• **Work item**:
Exclude images, then output the remaining data verbatim.

(Document page records)
== Segment start ==

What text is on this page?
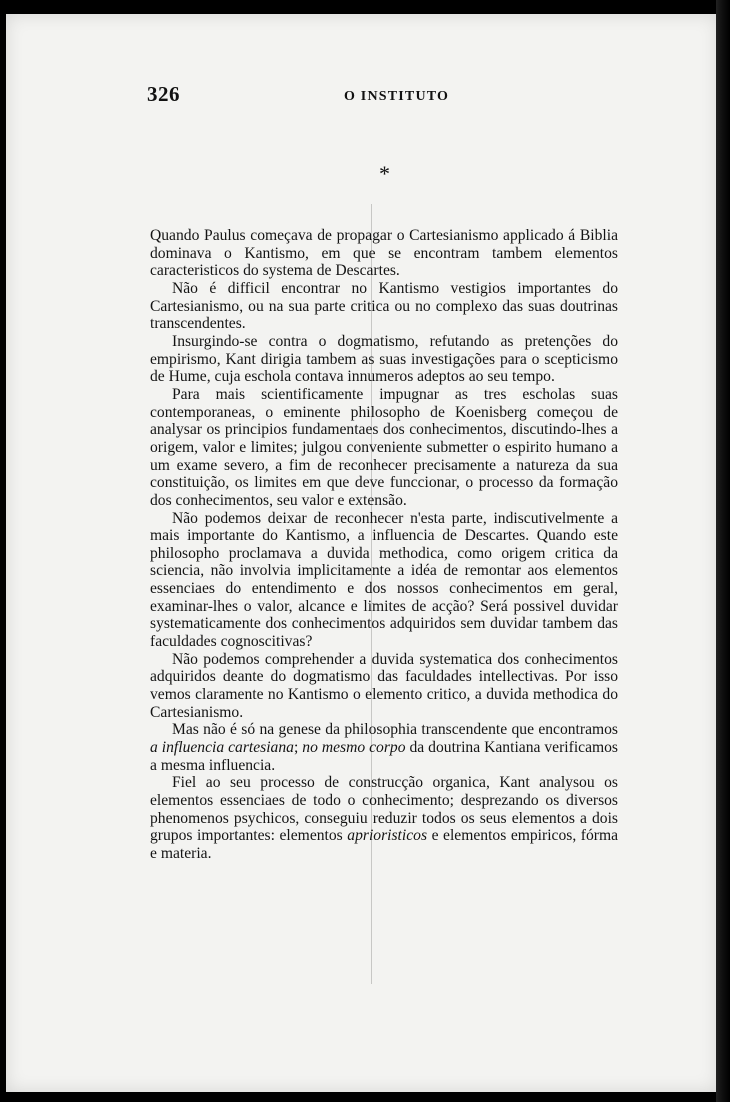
326	O INSTITUTO
*

Quando Paulus começava de propagar o Cartesianismo applicado á Biblia dominava o Kantismo, em que se encontram tambem elementos caracteristicos do systema de Descartes.

Não é difficil encontrar no Kantismo vestigios importantes do Cartesianismo, ou na sua parte critica ou no complexo das suas doutrinas transcendentes.

Insurgindo-se contra o dogmatismo, refutando as pretenções do empirismo, Kant dirigia tambem as suas investigações para o scepticismo de Hume, cuja eschola contava innumeros adeptos ao seu tempo.

Para mais scientificamente impugnar as tres escholas suas contemporaneas, o eminente philosopho de Koenisberg começou de analysar os principios fundamentaes dos conhecimentos, discutindo-lhes a origem, valor e limites; julgou conveniente submetter o espirito humano a um exame severo, a fim de reconhecer precisamente a natureza da sua constituição, os limites em que deve funccionar, o processo da formação dos conhecimentos, seu valor e extensão.

Não podemos deixar de reconhecer n'esta parte, indiscutivelmente a mais importante do Kantismo, a influencia de Descartes. Quando este philosopho proclamava a duvida methodica, como origem critica da sciencia, não involvia implicitamente a idéa de remontar aos elementos essenciaes do entendimento e dos nossos conhecimentos em geral, examinar-lhes o valor, alcance e limites de acção? Será possivel duvidar systematicamente dos conhecimentos adquiridos sem duvidar tambem das faculdades cognoscitivas?

Não podemos comprehender a duvida systematica dos conhecimentos adquiridos deante do dogmatismo das faculdades intellectivas. Por isso vemos claramente no Kantismo o elemento critico, a duvida methodica do Cartesianismo.

Mas não é só na genese da philosophia transcendente que encontramos a influencia cartesiana; no mesmo corpo da doutrina Kantiana verificamos a mesma influencia.

Fiel ao seu processo de construcção organica, Kant analysou os elementos essenciaes de todo o conhecimento; desprezando os diversos phenomenos psychicos, conseguiu reduzir todos os seus elementos a dois grupos importantes: elementos aprioristicos e elementos empiricos, fórma e materia.
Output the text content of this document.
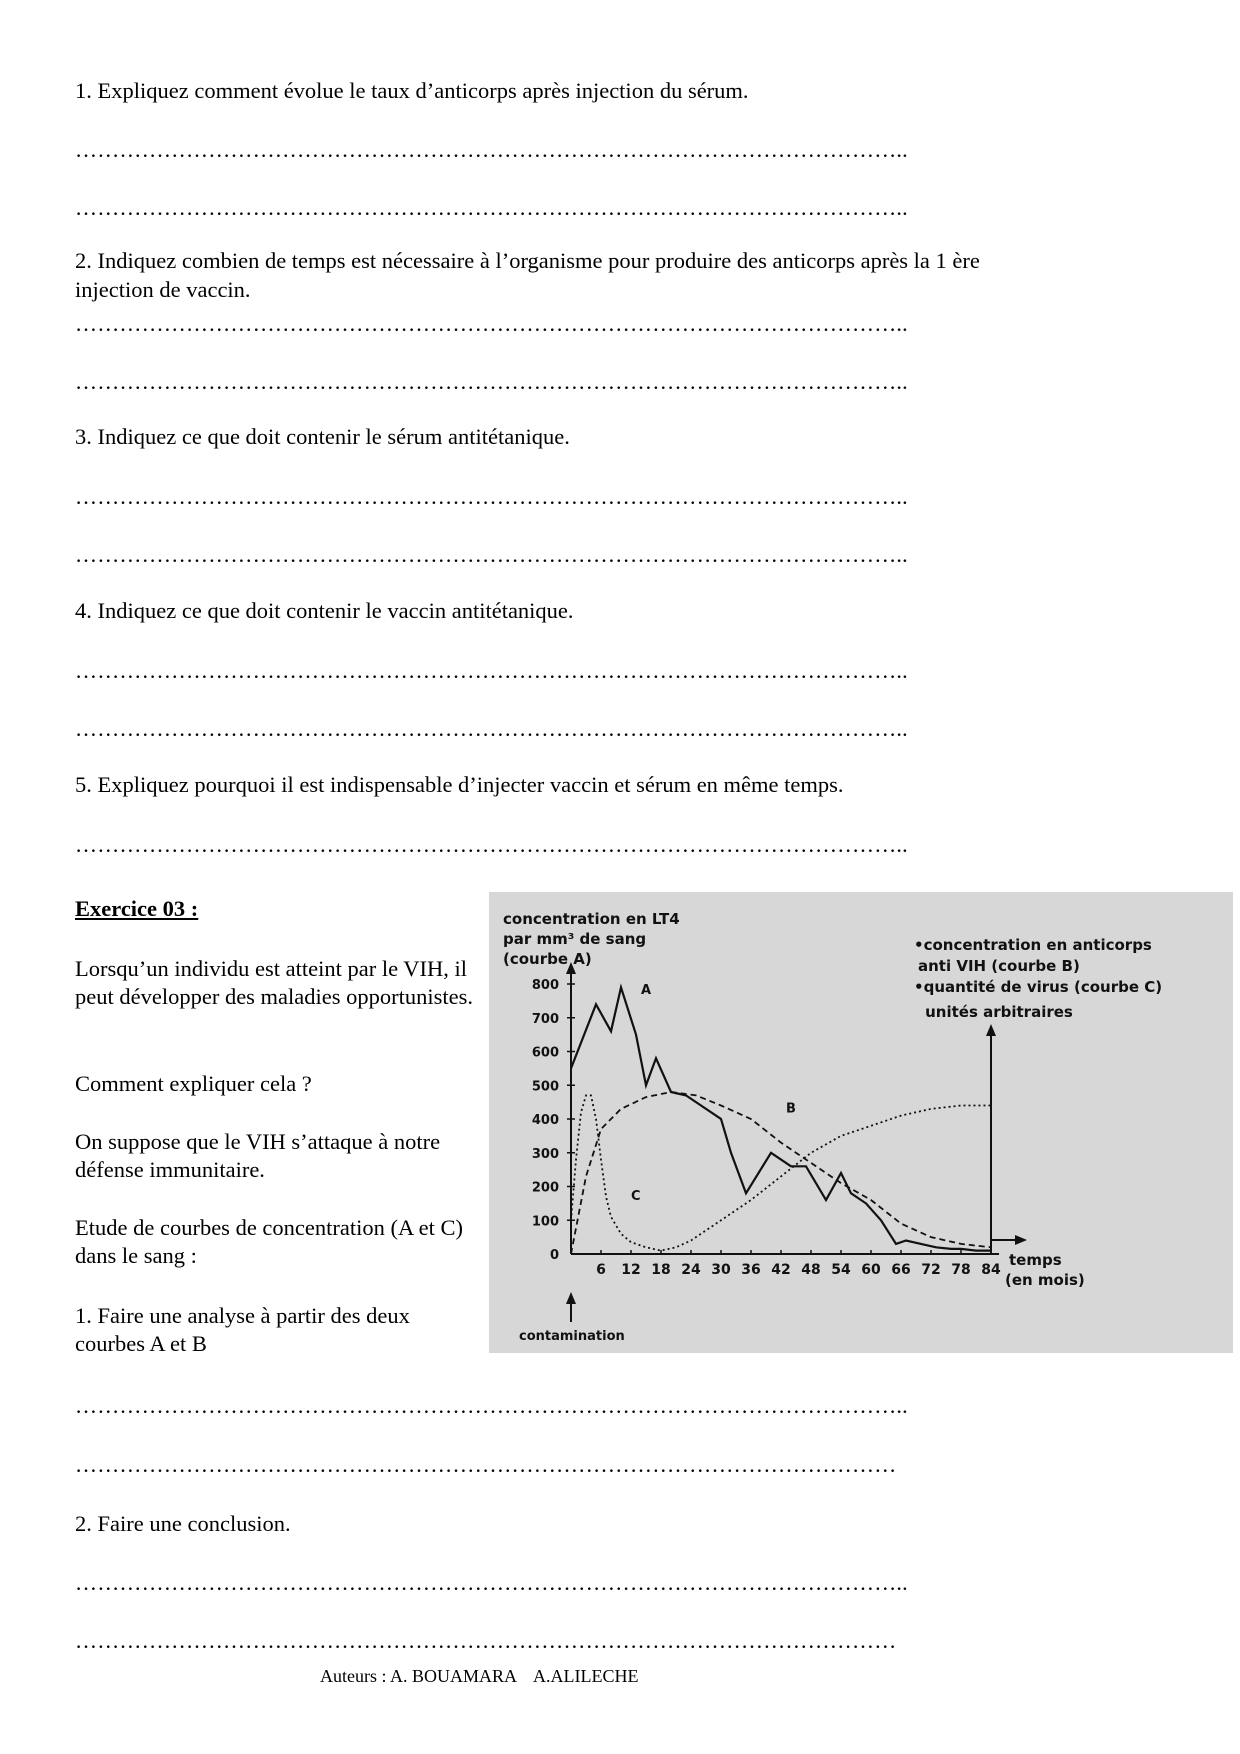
1. Expliquez comment évolue le taux d’anticorps après injection du sérum.
…………………………………………………………………………………………………..
…………………………………………………………………………………………………..
2. Indiquez combien de temps est nécessaire à l’organisme pour produire des anticorps après la 1 ère
injection de vaccin.
…………………………………………………………………………………………………..
…………………………………………………………………………………………………..
3. Indiquez ce que doit contenir le sérum antitétanique.
…………………………………………………………………………………………………..
…………………………………………………………………………………………………..
4. Indiquez ce que doit contenir le vaccin antitétanique.
…………………………………………………………………………………………………..
…………………………………………………………………………………………………..
5. Expliquez pourquoi il est indispensable d’injecter vaccin et sérum en même temps.
…………………………………………………………………………………………………..
Exercice 03 :
Lorsqu’un individu est atteint par le VIH, il peut développer des maladies opportunistes.
Comment expliquer cela ?
On suppose que le VIH s’attaque à notre défense immunitaire.
Etude de courbes de concentration (A et C) dans le sang :
1. Faire une analyse à partir des deux courbes A et B
0
100
200
300
400
500
600
700
800
6 12 18 24 30 36 42 48 54 60 66 72 78 84
A
B
C
concentration en LT4
par mm³ de sang
(courbe A)
•concentration en anticorps
anti VIH (courbe B)
•quantité de virus (courbe C)
unités arbitraires
temps
(en mois)
contamination
…………………………………………………………………………………………………..
…………………………………………………………………………………………………
2. Faire une conclusion.
…………………………………………………………………………………………………..
…………………………………………………………………………………………………
Auteurs : A. BOUAMARA    A.ALILECHE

== Segment end ==

• **Task answer**:
What text is on this page?
326	O INSTITUTO
*

Quando Paulus começava de propagar o Cartesianismo applicado á Biblia dominava o Kantismo, em que se encontram tambem elementos caracteristicos do systema de Descartes.

Não é difficil encontrar no Kantismo vestigios importantes do Cartesianismo, ou na sua parte critica ou no complexo das suas doutrinas transcendentes.

Insurgindo-se contra o dogmatismo, refutando as pretenções do empirismo, Kant dirigia tambem as suas investigações para o scepticismo de Hume, cuja eschola contava innumeros adeptos ao seu tempo.

Para mais scientificamente impugnar as tres escholas suas contemporaneas, o eminente philosopho de Koenisberg começou de analysar os principios fundamentaes dos conhecimentos, discutindo-lhes a origem, valor e limites; julgou conveniente submetter o espirito humano a um exame severo, a fim de reconhecer precisamente a natureza da sua constituição, os limites em que deve funccionar, o processo da formação dos conhecimentos, seu valor e extensão.

Não podemos deixar de reconhecer n'esta parte, indiscutivelmente a mais importante do Kantismo, a influencia de Descartes. Quando este philosopho proclamava a duvida methodica, como origem critica da sciencia, não involvia implicitamente a idéa de remontar aos elementos essenciaes do entendimento e dos nossos conhecimentos em geral, examinar-lhes o valor, alcance e limites de acção? Será possivel duvidar systematicamente dos conhecimentos adquiridos sem duvidar tambem das faculdades cognoscitivas?

Não podemos comprehender a duvida systematica dos conhecimentos adquiridos deante do dogmatismo das faculdades intellectivas. Por isso vemos claramente no Kantismo o elemento critico, a duvida methodica do Cartesianismo.

Mas não é só na genese da philosophia transcendente que encontramos a influencia cartesiana; no mesmo corpo da doutrina Kantiana verificamos a mesma influencia.

Fiel ao seu processo de construcção organica, Kant analysou os elementos essenciaes de todo o conhecimento; desprezando os diversos phenomenos psychicos, conseguiu reduzir todos os seus elementos a dois grupos importantes: elementos aprioristicos e elementos empiricos, fórma e materia.
Output the text content of this document.
1. Expliquez comment évolue le taux d’anticorps après injection du sérum.
…………………………………………………………………………………………………..
…………………………………………………………………………………………………..
2. Indiquez combien de temps est nécessaire à l’organisme pour produire des anticorps après la 1 ère
injection de vaccin.
…………………………………………………………………………………………………..
…………………………………………………………………………………………………..
3. Indiquez ce que doit contenir le sérum antitétanique.
…………………………………………………………………………………………………..
…………………………………………………………………………………………………..
4. Indiquez ce que doit contenir le vaccin antitétanique.
…………………………………………………………………………………………………..
…………………………………………………………………………………………………..
5. Expliquez pourquoi il est indispensable d’injecter vaccin et sérum en même temps.
…………………………………………………………………………………………………..
Exercice 03 :
Lorsqu’un individu est atteint par le VIH, il peut développer des maladies opportunistes.
Comment expliquer cela ?
On suppose que le VIH s’attaque à notre défense immunitaire.
Etude de courbes de concentration (A et C) dans le sang :
1. Faire une analyse à partir des deux courbes A et B
0
100
200
300
400
500
600
700
800
6 12 18 24 30 36 42 48 54 60 66 72 78 84
A
B
C
concentration en LT4
par mm³ de sang
(courbe A)
•concentration en anticorps
anti VIH (courbe B)
•quantité de virus (courbe C)
unités arbitraires
temps
(en mois)
contamination
…………………………………………………………………………………………………..
…………………………………………………………………………………………………
2. Faire une conclusion.
…………………………………………………………………………………………………..
…………………………………………………………………………………………………
Auteurs : A. BOUAMARA    A.ALILECHE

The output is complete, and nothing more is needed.